* [Do this]: Identify all lines in the data containing the string "legale". Copy them out.
**** Exercise material
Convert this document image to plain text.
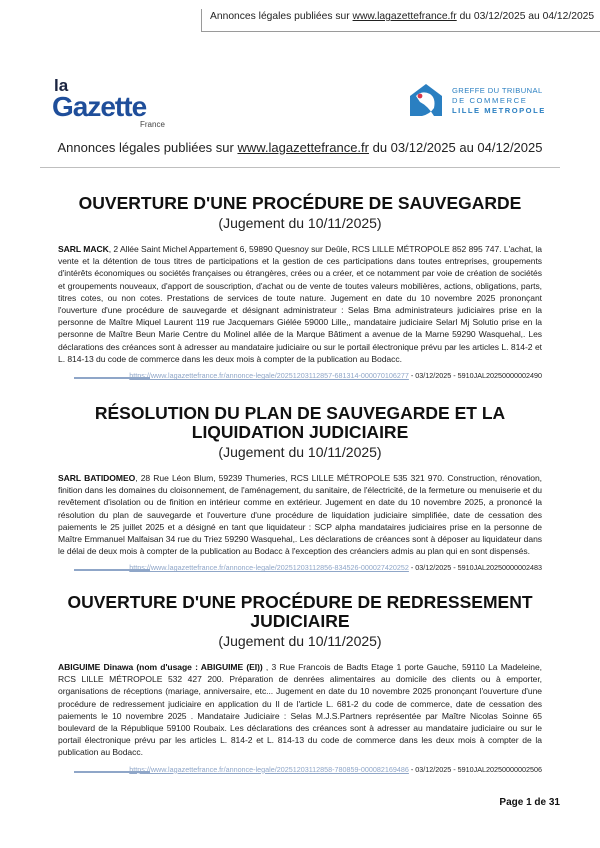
Annonces légales publiées sur www.lagazettefrance.fr du 03/12/2025 au 04/12/2025
la
Gazette
France
GREFFE DU TRIBUNAL
DE COMMERCE
LILLE METROPOLE
Annonces légales publiées sur www.lagazettefrance.fr du 03/12/2025 au 04/12/2025
OUVERTURE D'UNE PROCÉDURE DE SAUVEGARDE
(Jugement du 10/11/2025)
SARL MACK, 2 Allée Saint Michel Appartement 6, 59890 Quesnoy sur Deûle, RCS LILLE MÉTROPOLE 852 895 747. L'achat, la vente et la détention de tous titres de participations et la gestion de ces participations dans toutes entreprises, groupements d'intérêts économiques ou sociétés françaises ou étrangères, crées ou a créer, et ce notamment par voie de création de sociétés et groupements nouveaux, d'apport de souscription, d'achat ou de vente de toutes valeurs mobilières, actions, obligations, parts, titres cotes, ou non cotes. Prestations de services de toute nature. Jugement en date du 10 novembre 2025 prononçant l'ouverture d'une procédure de sauvegarde et désignant administrateur : Selas Bma administrateurs judiciaires prise en la personne de Maître Miquel Laurent 119 rue Jacquemars Giélée 59000 Lille,, mandataire judiciaire Selarl Mj Solutio prise en la personne de Maître Beun Marie Centre du Molinel allée de la Marque Bâtiment a avenue de la Marne 59290 Wasquehal,. Les déclarations des créances sont à adresser au mandataire judiciaire ou sur le portail électronique prévu par les articles L. 814-2 et L. 814-13 du code de commerce dans les deux mois à compter de la publication au Bodacc.
https://www.lagazettefrance.fr/annonce-legale/20251203112857-681314-000070106277 - 03/12/2025 - 5910JAL20250000002490
RÉSOLUTION DU PLAN DE SAUVEGARDE ET LA LIQUIDATION JUDICIAIRE
(Jugement du 10/11/2025)
SARL BATIDOMEO, 28 Rue Léon Blum, 59239 Thumeries, RCS LILLE MÉTROPOLE 535 321 970. Construction, rénovation, finition dans les domaines du cloisonnement, de l'aménagement, du sanitaire, de l'électricité, de la fermeture ou menuiserie et du revêtement d'isolation ou de finition en intérieur comme en extérieur. Jugement en date du 10 novembre 2025, a prononcé la résolution du plan de sauvegarde et l'ouverture d'une procédure de liquidation judiciaire simplifiée, date de cessation des paiements le 25 juillet 2025 et a désigné en tant que liquidateur : SCP alpha mandataires judiciaires prise en la personne de Maître Emmanuel Malfaisan 34 rue du Triez 59290 Wasquehal,. Les déclarations de créances sont à déposer au liquidateur dans le délai de deux mois à compter de la publication au Bodacc à l'exception des créanciers admis au plan qui en sont dispensés.
https://www.lagazettefrance.fr/annonce-legale/20251203112856-834526-000027420252 - 03/12/2025 - 5910JAL20250000002483
OUVERTURE D'UNE PROCÉDURE DE REDRESSEMENT JUDICIAIRE
(Jugement du 10/11/2025)
ABIGUIME Dinawa (nom d'usage : ABIGUIME (EI)) , 3 Rue Francois de Badts Etage 1 porte Gauche, 59110 La Madeleine, RCS LILLE MÉTROPOLE 532 427 200. Préparation de denrées alimentaires au domicile des clients ou à emporter, organisations de réceptions (mariage, anniversaire, etc... Jugement en date du 10 novembre 2025 prononçant l'ouverture d'une procédure de redressement judiciaire en application du II de l'article L. 681-2 du code de commerce, date de cessation des paiements le 10 novembre 2025 . Mandataire Judiciaire : Selas M.J.S.Partners représentée par Maître Nicolas Soinne 65 boulevard de la République 59100 Roubaix. Les déclarations des créances sont à adresser au mandataire judiciaire ou sur le portail électronique prévu par les articles L. 814-2 et L. 814-13 du code de commerce dans les deux mois à compter de la publication au Bodacc.
https://www.lagazettefrance.fr/annonce-legale/20251203112858-780859-000082169486 - 03/12/2025 - 5910JAL20250000002506
Page 1 de 31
********
* [Full answer]:
https://www.lagazettefrance.fr/annonce-legale/20251203112857-681314-000070106277 - 03/12/2025 - 5910JAL20250000002490
https://www.lagazettefrance.fr/annonce-legale/20251203112856-834526-000027420252 - 03/12/2025 - 5910JAL20250000002483
https://www.lagazettefrance.fr/annonce-legale/20251203112858-780859-000082169486 - 03/12/2025 - 5910JAL20250000002506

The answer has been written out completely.